TASK STATEMENT: Please print the passage of the Marshall Medical Outreach article below, starting with "HUNTINGTON, W.Va.—Five years" and going on through "of homeless individuals.".

SELECTED EXCERPT:
>>

Marshall Medical Outreach marks fifth year of providing health care to homeless

Thursday, Feb. 25, 2016
Leah C. Payne, Director of Public Affairs, Schools of Medicine and Pharmacy, 304-691-1713

Marshall Medical Outreach marks fifth year of providing health care to homeless

HUNTINGTON, W.Va.—Five years ago, on a cold February morning, a small group of Marshall University Joan C. Edwards School of Medicine students headed to Harris Riverfront Park in Huntington to provide basic health care to a handful of homeless individuals.

Fast forward to 2016 and Marshall Medical Outreach (MMO) has expanded into a monthly, multidisciplinary outreach that has provided medical care to more than 1,500 patients.

Through the development of several partnerships, MMO now delivers primary care, immunizations, prescription services, eye screenings and even dermatology services at Trinity Episcopal Church in Huntington.  

Additionally, MMO schedules monthly activities that usually include secondary outreach efforts like coat, food and personal hygiene drives.

Charles “Chuck” Clements, M.D., a professor in the school’s department of family and community health and faculty advisor for MMO, said after 60 months of working with medical students on the project, he is still impressed with the dedication and spirit of those who participate in the monthly clinic.

<<

Page layout parsing data
>>

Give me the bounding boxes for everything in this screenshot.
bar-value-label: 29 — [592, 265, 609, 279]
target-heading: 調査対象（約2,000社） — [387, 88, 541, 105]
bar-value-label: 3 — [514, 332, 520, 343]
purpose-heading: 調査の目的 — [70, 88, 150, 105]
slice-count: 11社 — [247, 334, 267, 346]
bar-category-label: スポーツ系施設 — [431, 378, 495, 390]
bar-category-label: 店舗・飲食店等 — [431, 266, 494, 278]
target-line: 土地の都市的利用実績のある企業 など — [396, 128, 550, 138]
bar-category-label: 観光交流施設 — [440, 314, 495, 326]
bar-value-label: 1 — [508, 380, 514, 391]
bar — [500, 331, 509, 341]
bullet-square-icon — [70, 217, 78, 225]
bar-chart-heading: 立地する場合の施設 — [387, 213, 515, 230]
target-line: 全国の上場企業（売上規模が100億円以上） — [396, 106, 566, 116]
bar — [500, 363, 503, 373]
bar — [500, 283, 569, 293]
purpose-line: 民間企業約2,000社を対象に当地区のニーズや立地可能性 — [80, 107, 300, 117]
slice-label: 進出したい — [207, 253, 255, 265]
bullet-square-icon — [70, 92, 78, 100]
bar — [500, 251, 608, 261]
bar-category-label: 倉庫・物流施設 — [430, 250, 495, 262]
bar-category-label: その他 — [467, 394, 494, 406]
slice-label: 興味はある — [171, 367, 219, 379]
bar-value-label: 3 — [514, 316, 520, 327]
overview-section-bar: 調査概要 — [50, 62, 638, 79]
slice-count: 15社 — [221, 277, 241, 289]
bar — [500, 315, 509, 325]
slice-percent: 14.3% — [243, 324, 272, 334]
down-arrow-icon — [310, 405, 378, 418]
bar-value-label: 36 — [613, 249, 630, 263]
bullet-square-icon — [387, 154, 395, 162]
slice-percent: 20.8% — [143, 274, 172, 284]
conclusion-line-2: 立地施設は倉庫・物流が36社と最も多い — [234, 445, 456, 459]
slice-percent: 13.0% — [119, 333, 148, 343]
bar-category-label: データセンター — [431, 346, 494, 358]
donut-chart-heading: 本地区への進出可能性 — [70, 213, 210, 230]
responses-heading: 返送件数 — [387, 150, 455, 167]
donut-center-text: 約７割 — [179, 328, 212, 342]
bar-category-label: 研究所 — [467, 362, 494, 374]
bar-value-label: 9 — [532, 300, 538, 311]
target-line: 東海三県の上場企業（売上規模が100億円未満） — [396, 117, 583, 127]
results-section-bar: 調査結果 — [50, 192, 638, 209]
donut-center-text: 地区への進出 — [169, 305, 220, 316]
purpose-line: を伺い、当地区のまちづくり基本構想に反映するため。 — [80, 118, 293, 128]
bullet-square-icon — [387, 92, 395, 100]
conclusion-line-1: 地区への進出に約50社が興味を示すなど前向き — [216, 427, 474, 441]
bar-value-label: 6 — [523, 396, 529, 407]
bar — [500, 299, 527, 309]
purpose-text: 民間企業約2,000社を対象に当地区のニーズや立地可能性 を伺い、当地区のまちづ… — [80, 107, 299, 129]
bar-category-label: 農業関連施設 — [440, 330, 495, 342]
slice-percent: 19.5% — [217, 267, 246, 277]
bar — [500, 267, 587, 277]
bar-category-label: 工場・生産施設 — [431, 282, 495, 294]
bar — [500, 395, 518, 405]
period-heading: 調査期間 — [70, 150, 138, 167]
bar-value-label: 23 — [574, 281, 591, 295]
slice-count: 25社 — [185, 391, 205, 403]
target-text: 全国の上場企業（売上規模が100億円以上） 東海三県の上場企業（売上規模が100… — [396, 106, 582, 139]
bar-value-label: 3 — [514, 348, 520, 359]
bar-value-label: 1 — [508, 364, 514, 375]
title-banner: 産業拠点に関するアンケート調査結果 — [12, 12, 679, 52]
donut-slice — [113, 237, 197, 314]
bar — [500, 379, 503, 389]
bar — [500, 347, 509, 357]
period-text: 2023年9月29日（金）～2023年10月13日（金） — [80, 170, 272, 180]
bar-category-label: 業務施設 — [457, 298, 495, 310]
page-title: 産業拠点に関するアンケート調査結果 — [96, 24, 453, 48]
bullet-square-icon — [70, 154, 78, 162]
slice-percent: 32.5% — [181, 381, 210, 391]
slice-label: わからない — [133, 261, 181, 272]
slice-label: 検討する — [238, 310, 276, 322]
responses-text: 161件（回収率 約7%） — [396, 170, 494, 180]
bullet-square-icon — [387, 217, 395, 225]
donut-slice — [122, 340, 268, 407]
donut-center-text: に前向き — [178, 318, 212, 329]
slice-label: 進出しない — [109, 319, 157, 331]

<<

ANSWER FOR THIS EXERCISE:
HUNTINGTON, W.Va.—Five years ago, on a cold February morning, a small group of Marshall University Joan C. Edwards School of Medicine students headed to Harris Riverfront Park in Huntington to provide basic health care to a handful of homeless individuals.